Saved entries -

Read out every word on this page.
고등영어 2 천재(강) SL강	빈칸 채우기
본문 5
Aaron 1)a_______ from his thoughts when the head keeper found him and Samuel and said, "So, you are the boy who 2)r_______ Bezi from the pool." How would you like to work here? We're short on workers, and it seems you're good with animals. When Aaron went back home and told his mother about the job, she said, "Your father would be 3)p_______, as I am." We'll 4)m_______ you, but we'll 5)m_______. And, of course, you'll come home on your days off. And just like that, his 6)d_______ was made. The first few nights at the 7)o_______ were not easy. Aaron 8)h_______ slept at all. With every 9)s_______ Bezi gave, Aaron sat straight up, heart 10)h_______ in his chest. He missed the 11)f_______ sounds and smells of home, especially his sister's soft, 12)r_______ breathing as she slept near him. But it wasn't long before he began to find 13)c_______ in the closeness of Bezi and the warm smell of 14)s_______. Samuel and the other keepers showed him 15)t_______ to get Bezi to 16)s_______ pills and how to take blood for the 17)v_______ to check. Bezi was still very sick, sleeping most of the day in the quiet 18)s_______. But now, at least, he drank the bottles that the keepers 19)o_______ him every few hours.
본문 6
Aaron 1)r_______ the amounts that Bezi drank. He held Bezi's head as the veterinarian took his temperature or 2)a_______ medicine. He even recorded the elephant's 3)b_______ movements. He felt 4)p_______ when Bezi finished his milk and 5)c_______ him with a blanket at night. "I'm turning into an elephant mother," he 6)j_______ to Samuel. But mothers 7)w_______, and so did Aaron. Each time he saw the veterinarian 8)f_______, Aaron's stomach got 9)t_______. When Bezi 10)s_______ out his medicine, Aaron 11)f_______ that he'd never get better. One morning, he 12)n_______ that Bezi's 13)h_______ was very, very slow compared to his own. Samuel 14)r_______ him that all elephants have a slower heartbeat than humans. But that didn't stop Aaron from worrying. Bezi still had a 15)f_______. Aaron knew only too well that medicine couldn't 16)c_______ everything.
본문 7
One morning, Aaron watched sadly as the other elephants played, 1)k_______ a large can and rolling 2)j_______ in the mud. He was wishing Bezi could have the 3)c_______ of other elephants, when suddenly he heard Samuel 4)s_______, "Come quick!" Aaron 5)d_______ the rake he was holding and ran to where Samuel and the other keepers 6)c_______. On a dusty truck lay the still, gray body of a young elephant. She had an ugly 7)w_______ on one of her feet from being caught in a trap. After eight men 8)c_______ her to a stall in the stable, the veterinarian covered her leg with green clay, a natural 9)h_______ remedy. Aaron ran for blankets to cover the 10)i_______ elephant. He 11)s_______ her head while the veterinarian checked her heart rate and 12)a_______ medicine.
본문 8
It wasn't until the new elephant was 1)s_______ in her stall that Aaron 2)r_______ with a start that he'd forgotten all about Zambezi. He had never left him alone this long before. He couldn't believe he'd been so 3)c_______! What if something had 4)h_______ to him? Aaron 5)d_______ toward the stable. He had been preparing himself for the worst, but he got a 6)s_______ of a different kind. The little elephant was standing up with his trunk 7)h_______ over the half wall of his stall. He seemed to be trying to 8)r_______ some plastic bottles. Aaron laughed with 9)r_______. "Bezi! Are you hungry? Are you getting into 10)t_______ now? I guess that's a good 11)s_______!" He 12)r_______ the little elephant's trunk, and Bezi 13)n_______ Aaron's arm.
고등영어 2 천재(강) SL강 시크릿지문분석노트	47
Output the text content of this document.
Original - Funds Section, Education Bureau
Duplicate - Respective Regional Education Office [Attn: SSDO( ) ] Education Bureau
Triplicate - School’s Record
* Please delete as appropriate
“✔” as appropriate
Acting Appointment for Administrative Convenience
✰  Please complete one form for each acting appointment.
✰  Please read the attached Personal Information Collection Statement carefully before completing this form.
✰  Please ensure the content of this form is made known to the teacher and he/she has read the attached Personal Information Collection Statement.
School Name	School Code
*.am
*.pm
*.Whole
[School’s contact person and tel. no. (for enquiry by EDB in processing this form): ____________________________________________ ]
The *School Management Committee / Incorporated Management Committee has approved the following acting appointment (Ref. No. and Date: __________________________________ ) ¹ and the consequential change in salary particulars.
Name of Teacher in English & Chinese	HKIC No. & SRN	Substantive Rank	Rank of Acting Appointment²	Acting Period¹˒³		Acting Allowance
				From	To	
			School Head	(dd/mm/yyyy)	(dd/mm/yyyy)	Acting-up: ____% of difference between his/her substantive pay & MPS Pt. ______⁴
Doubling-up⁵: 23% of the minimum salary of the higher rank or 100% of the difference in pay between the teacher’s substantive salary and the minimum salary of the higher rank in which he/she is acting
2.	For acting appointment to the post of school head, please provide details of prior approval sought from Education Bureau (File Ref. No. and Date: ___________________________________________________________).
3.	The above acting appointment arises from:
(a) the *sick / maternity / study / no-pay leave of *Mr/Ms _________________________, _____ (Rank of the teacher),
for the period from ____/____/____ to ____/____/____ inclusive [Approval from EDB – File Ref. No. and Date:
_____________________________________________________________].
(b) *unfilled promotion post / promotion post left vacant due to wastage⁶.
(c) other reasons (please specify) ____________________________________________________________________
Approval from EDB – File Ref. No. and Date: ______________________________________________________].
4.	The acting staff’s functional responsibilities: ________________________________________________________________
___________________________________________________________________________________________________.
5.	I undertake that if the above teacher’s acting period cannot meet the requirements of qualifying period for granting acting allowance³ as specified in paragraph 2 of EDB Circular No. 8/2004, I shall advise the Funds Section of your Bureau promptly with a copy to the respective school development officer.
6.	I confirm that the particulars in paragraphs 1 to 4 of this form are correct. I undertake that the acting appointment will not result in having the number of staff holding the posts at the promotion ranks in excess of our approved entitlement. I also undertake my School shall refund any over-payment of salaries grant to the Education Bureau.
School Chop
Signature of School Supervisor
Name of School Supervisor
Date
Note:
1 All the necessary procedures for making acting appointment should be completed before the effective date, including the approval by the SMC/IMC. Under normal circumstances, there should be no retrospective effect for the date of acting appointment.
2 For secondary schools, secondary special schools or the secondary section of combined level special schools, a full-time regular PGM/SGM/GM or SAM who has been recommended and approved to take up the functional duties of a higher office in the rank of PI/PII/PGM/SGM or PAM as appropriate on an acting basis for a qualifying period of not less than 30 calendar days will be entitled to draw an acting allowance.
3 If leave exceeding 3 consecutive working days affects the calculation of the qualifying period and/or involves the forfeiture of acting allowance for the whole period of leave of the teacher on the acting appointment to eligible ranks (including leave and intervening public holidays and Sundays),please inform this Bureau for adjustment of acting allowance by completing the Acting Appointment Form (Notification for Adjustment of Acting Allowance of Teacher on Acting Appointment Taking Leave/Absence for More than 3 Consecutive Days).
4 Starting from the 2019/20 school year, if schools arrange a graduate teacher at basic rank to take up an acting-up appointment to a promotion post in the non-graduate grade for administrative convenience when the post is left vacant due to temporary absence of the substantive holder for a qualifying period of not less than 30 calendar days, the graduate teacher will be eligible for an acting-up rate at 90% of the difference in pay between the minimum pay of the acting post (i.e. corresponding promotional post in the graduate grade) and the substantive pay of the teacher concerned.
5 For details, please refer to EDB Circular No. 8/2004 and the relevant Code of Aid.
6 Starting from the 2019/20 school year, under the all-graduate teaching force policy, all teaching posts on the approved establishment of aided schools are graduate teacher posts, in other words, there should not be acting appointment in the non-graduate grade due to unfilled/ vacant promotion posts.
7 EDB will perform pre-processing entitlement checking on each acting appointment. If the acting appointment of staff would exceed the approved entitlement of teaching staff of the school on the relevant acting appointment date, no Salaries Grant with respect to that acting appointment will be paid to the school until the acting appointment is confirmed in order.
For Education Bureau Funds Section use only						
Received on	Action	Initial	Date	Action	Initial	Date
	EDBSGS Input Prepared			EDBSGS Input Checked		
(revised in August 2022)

THE TASK -
Reproduce the material verbatim, line by line.

SOLUTION TO THE EXERCISE -
Read out every word on this page.
고등영어 2 천재(강) SL강	빈칸 채우기
본문 5
Aaron 1)a_______ from his thoughts when the head keeper found him and Samuel and said, "So, you are the boy who 2)r_______ Bezi from the pool." How would you like to work here? We're short on workers, and it seems you're good with animals. When Aaron went back home and told his mother about the job, she said, "Your father would be 3)p_______, as I am." We'll 4)m_______ you, but we'll 5)m_______. And, of course, you'll come home on your days off. And just like that, his 6)d_______ was made. The first few nights at the 7)o_______ were not easy. Aaron 8)h_______ slept at all. With every 9)s_______ Bezi gave, Aaron sat straight up, heart 10)h_______ in his chest. He missed the 11)f_______ sounds and smells of home, especially his sister's soft, 12)r_______ breathing as she slept near him. But it wasn't long before he began to find 13)c_______ in the closeness of Bezi and the warm smell of 14)s_______. Samuel and the other keepers showed him 15)t_______ to get Bezi to 16)s_______ pills and how to take blood for the 17)v_______ to check. Bezi was still very sick, sleeping most of the day in the quiet 18)s_______. But now, at least, he drank the bottles that the keepers 19)o_______ him every few hours.
본문 6
Aaron 1)r_______ the amounts that Bezi drank. He held Bezi's head as the veterinarian took his temperature or 2)a_______ medicine. He even recorded the elephant's 3)b_______ movements. He felt 4)p_______ when Bezi finished his milk and 5)c_______ him with a blanket at night. "I'm turning into an elephant mother," he 6)j_______ to Samuel. But mothers 7)w_______, and so did Aaron. Each time he saw the veterinarian 8)f_______, Aaron's stomach got 9)t_______. When Bezi 10)s_______ out his medicine, Aaron 11)f_______ that he'd never get better. One morning, he 12)n_______ that Bezi's 13)h_______ was very, very slow compared to his own. Samuel 14)r_______ him that all elephants have a slower heartbeat than humans. But that didn't stop Aaron from worrying. Bezi still had a 15)f_______. Aaron knew only too well that medicine couldn't 16)c_______ everything.
본문 7
One morning, Aaron watched sadly as the other elephants played, 1)k_______ a large can and rolling 2)j_______ in the mud. He was wishing Bezi could have the 3)c_______ of other elephants, when suddenly he heard Samuel 4)s_______, "Come quick!" Aaron 5)d_______ the rake he was holding and ran to where Samuel and the other keepers 6)c_______. On a dusty truck lay the still, gray body of a young elephant. She had an ugly 7)w_______ on one of her feet from being caught in a trap. After eight men 8)c_______ her to a stall in the stable, the veterinarian covered her leg with green clay, a natural 9)h_______ remedy. Aaron ran for blankets to cover the 10)i_______ elephant. He 11)s_______ her head while the veterinarian checked her heart rate and 12)a_______ medicine.
본문 8
It wasn't until the new elephant was 1)s_______ in her stall that Aaron 2)r_______ with a start that he'd forgotten all about Zambezi. He had never left him alone this long before. He couldn't believe he'd been so 3)c_______! What if something had 4)h_______ to him? Aaron 5)d_______ toward the stable. He had been preparing himself for the worst, but he got a 6)s_______ of a different kind. The little elephant was standing up with his trunk 7)h_______ over the half wall of his stall. He seemed to be trying to 8)r_______ some plastic bottles. Aaron laughed with 9)r_______. "Bezi! Are you hungry? Are you getting into 10)t_______ now? I guess that's a good 11)s_______!" He 12)r_______ the little elephant's trunk, and Bezi 13)n_______ Aaron's arm.
고등영어 2 천재(강) SL강 시크릿지문분석노트	47
Output the text content of this document.
Original - Funds Section, Education Bureau
Duplicate - Respective Regional Education Office [Attn: SSDO( ) ] Education Bureau
Triplicate - School’s Record
* Please delete as appropriate
“✔” as appropriate
Acting Appointment for Administrative Convenience
✰  Please complete one form for each acting appointment.
✰  Please read the attached Personal Information Collection Statement carefully before completing this form.
✰  Please ensure the content of this form is made known to the teacher and he/she has read the attached Personal Information Collection Statement.
School Name	School Code
*.am
*.pm
*.Whole
[School’s contact person and tel. no. (for enquiry by EDB in processing this form): ____________________________________________ ]
The *School Management Committee / Incorporated Management Committee has approved the following acting appointment (Ref. No. and Date: __________________________________ ) ¹ and the consequential change in salary particulars.
Name of Teacher in English & Chinese	HKIC No. & SRN	Substantive Rank	Rank of Acting Appointment²	Acting Period¹˒³		Acting Allowance
				From	To	
			School Head	(dd/mm/yyyy)	(dd/mm/yyyy)	Acting-up: ____% of difference between his/her substantive pay & MPS Pt. ______⁴
Doubling-up⁵: 23% of the minimum salary of the higher rank or 100% of the difference in pay between the teacher’s substantive salary and the minimum salary of the higher rank in which he/she is acting
2.	For acting appointment to the post of school head, please provide details of prior approval sought from Education Bureau (File Ref. No. and Date: ___________________________________________________________).
3.	The above acting appointment arises from:
(a) the *sick / maternity / study / no-pay leave of *Mr/Ms _________________________, _____ (Rank of the teacher),
for the period from ____/____/____ to ____/____/____ inclusive [Approval from EDB – File Ref. No. and Date:
_____________________________________________________________].
(b) *unfilled promotion post / promotion post left vacant due to wastage⁶.
(c) other reasons (please specify) ____________________________________________________________________
Approval from EDB – File Ref. No. and Date: ______________________________________________________].
4.	The acting staff’s functional responsibilities: ________________________________________________________________
___________________________________________________________________________________________________.
5.	I undertake that if the above teacher’s acting period cannot meet the requirements of qualifying period for granting acting allowance³ as specified in paragraph 2 of EDB Circular No. 8/2004, I shall advise the Funds Section of your Bureau promptly with a copy to the respective school development officer.
6.	I confirm that the particulars in paragraphs 1 to 4 of this form are correct. I undertake that the acting appointment will not result in having the number of staff holding the posts at the promotion ranks in excess of our approved entitlement. I also undertake my School shall refund any over-payment of salaries grant to the Education Bureau.
School Chop
Signature of School Supervisor
Name of School Supervisor
Date
Note:
1 All the necessary procedures for making acting appointment should be completed before the effective date, including the approval by the SMC/IMC. Under normal circumstances, there should be no retrospective effect for the date of acting appointment.
2 For secondary schools, secondary special schools or the secondary section of combined level special schools, a full-time regular PGM/SGM/GM or SAM who has been recommended and approved to take up the functional duties of a higher office in the rank of PI/PII/PGM/SGM or PAM as appropriate on an acting basis for a qualifying period of not less than 30 calendar days will be entitled to draw an acting allowance.
3 If leave exceeding 3 consecutive working days affects the calculation of the qualifying period and/or involves the forfeiture of acting allowance for the whole period of leave of the teacher on the acting appointment to eligible ranks (including leave and intervening public holidays and Sundays),please inform this Bureau for adjustment of acting allowance by completing the Acting Appointment Form (Notification for Adjustment of Acting Allowance of Teacher on Acting Appointment Taking Leave/Absence for More than 3 Consecutive Days).
4 Starting from the 2019/20 school year, if schools arrange a graduate teacher at basic rank to take up an acting-up appointment to a promotion post in the non-graduate grade for administrative convenience when the post is left vacant due to temporary absence of the substantive holder for a qualifying period of not less than 30 calendar days, the graduate teacher will be eligible for an acting-up rate at 90% of the difference in pay between the minimum pay of the acting post (i.e. corresponding promotional post in the graduate grade) and the substantive pay of the teacher concerned.
5 For details, please refer to EDB Circular No. 8/2004 and the relevant Code of Aid.
6 Starting from the 2019/20 school year, under the all-graduate teaching force policy, all teaching posts on the approved establishment of aided schools are graduate teacher posts, in other words, there should not be acting appointment in the non-graduate grade due to unfilled/ vacant promotion posts.
7 EDB will perform pre-processing entitlement checking on each acting appointment. If the acting appointment of staff would exceed the approved entitlement of teaching staff of the school on the relevant acting appointment date, no Salaries Grant with respect to that acting appointment will be paid to the school until the acting appointment is confirmed in order.
For Education Bureau Funds Section use only						
Received on	Action	Initial	Date	Action	Initial	Date
	EDBSGS Input Prepared			EDBSGS Input Checked		
(revised in August 2022)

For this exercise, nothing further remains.